Stored items
—————
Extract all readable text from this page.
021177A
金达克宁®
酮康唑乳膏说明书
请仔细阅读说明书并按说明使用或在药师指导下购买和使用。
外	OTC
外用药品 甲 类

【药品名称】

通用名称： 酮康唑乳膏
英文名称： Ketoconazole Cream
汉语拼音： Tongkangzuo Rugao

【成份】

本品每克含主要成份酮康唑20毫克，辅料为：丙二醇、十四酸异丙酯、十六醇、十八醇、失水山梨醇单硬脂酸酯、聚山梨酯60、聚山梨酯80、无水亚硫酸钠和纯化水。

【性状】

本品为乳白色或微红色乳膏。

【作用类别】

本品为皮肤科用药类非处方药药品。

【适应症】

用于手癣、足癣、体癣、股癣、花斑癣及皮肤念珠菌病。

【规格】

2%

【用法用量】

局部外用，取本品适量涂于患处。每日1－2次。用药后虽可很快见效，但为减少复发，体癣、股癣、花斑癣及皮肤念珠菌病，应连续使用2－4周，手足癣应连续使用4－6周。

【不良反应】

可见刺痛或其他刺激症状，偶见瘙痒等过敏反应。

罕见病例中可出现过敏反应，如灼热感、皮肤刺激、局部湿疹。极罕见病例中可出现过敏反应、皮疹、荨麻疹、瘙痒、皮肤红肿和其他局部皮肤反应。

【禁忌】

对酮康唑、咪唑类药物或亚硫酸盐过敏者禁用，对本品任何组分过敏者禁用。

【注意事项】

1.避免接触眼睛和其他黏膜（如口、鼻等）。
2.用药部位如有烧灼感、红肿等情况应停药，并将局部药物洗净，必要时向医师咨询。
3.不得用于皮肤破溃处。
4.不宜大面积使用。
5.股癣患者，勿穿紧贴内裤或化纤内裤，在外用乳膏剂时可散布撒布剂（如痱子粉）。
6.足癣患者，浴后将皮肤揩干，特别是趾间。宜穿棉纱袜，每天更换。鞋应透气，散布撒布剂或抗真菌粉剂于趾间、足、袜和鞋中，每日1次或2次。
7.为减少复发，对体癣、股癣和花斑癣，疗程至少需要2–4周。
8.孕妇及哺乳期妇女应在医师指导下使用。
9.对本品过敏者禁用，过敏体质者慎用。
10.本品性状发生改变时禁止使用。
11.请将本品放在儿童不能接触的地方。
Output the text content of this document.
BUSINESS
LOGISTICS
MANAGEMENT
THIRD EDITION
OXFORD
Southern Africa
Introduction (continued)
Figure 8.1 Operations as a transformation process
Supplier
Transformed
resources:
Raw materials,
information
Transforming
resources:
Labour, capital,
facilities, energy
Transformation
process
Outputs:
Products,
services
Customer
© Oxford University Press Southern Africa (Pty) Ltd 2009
—————
■ Aim ■
Only the lines from the one containing "Output the text content of this document." through the end of the material should be reproduced, exactly, with both ends included.

■ Response ■
Output the text content of this document.
BUSINESS
LOGISTICS
MANAGEMENT
THIRD EDITION
OXFORD
Southern Africa
Introduction (continued)
Figure 8.1 Operations as a transformation process
Supplier
Transformed
resources:
Raw materials,
information
Transforming
resources:
Labour, capital,
facilities, energy
Transformation
process
Outputs:
Products,
services
Customer
© Oxford University Press Southern Africa (Pty) Ltd 2009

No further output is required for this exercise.